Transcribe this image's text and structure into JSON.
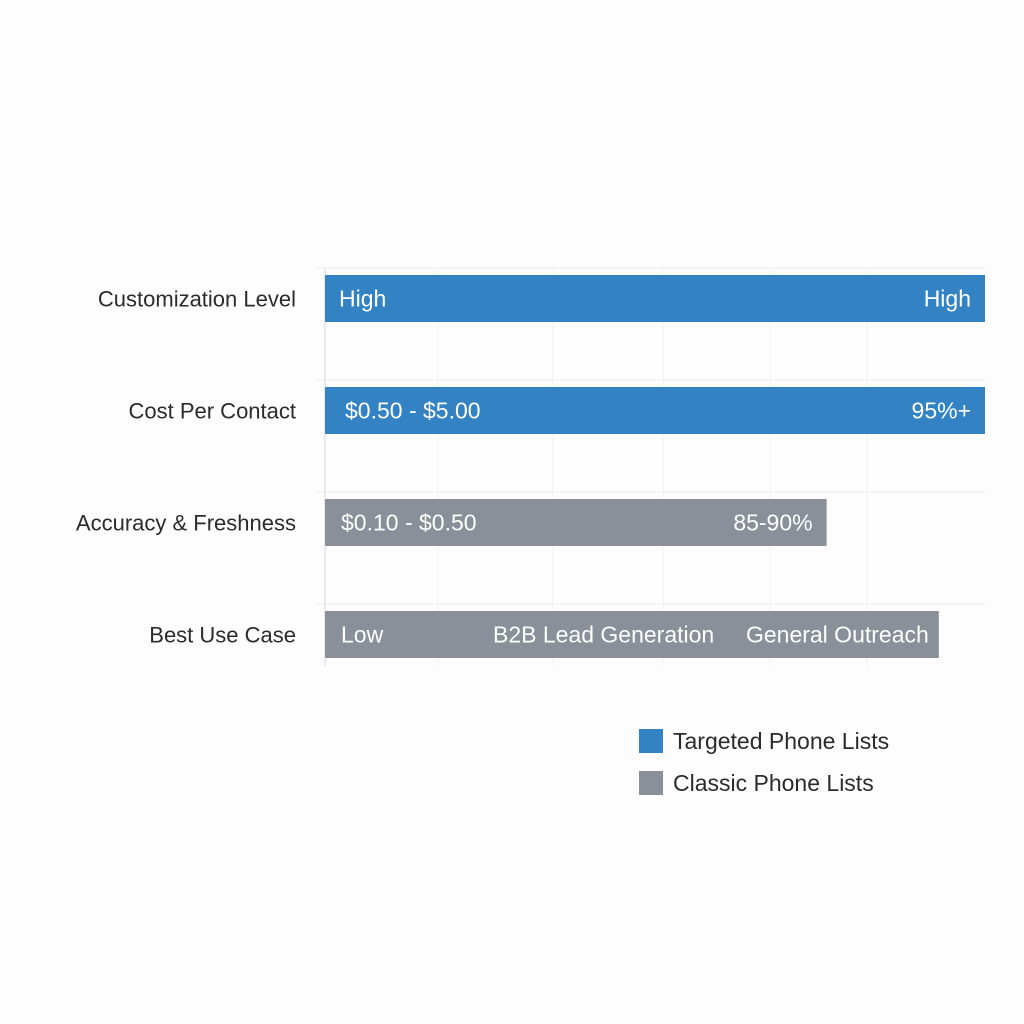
{
  "chart_data": {
    "type": "bar",
    "orientation": "horizontal",
    "categories": [
      "Customization Level",
      "Cost Per Contact",
      "Accuracy & Freshness",
      "Best Use Case"
    ],
    "bars": [
      {
        "category": "Customization Level",
        "series": "Targeted Phone Lists",
        "value": 100,
        "labels": [
          "High",
          "High"
        ]
      },
      {
        "category": "Cost Per Contact",
        "series": "Targeted Phone Lists",
        "value": 100,
        "labels": [
          "$0.50 - $5.00",
          "95%+"
        ]
      },
      {
        "category": "Accuracy & Freshness",
        "series": "Classic Phone Lists",
        "value": 76,
        "labels": [
          "$0.10 - $0.50",
          "85-90%"
        ]
      },
      {
        "category": "Best Use Case",
        "series": "Classic Phone Lists",
        "value": 93,
        "labels": [
          "Low",
          "B2B Lead Generation",
          "General Outreach"
        ]
      }
    ],
    "legend": {
      "placement": "bottom-right",
      "entries": [
        {
          "name": "Targeted Phone Lists",
          "color": "#3282c4"
        },
        {
          "name": "Classic Phone Lists",
          "color": "#8a9099"
        }
      ]
    },
    "xlim": [
      0,
      100
    ],
    "grid": true
  }
}
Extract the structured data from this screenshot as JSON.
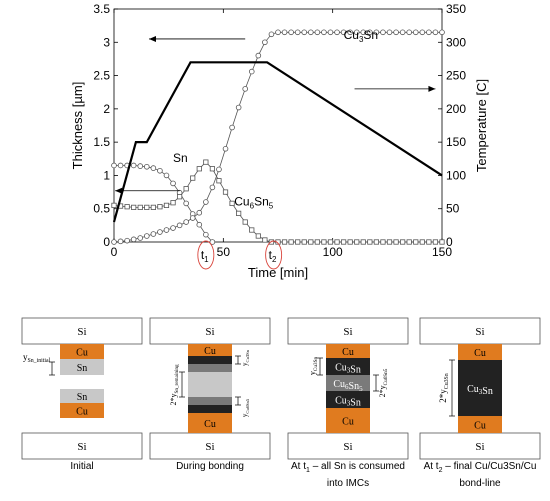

### What this task involves:
Across the entries, how many lines hold the word "Contact"? Say only the number.

### Solution to this exercise:
2